Do this: State only the number of lines that contain the string "поколѣніе".

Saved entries
start

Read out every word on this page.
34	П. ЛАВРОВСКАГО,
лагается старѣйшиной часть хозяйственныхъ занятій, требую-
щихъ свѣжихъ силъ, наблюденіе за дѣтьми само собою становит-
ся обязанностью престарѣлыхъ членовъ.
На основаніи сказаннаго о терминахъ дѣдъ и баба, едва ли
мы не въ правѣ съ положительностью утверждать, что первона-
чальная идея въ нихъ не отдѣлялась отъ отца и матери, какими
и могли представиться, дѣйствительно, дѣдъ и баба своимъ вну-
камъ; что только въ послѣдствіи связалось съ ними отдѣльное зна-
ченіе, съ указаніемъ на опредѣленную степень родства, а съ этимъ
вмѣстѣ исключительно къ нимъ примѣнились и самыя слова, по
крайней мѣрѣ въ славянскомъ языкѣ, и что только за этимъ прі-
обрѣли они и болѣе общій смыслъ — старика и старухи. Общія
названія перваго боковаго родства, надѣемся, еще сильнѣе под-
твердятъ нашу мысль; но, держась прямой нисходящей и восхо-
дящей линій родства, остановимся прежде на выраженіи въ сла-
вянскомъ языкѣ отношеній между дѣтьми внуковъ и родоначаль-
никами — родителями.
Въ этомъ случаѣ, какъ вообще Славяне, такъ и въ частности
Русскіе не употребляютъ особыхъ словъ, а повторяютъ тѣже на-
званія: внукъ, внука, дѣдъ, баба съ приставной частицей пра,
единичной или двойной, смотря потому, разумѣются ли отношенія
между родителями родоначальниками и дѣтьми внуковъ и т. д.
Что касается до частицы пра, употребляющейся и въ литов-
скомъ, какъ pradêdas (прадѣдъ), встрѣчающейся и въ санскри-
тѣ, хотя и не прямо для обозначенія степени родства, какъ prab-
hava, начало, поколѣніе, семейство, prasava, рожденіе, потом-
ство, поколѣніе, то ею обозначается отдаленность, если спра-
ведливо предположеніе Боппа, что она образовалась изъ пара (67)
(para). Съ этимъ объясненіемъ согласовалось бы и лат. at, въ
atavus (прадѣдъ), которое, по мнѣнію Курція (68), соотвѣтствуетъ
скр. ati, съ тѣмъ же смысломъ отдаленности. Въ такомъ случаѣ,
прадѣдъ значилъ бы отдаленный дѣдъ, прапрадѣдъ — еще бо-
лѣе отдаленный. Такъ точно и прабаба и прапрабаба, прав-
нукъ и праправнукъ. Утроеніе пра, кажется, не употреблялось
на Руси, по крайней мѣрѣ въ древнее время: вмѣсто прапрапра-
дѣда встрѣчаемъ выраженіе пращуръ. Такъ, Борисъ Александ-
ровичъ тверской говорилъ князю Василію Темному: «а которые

end

Task answer: 2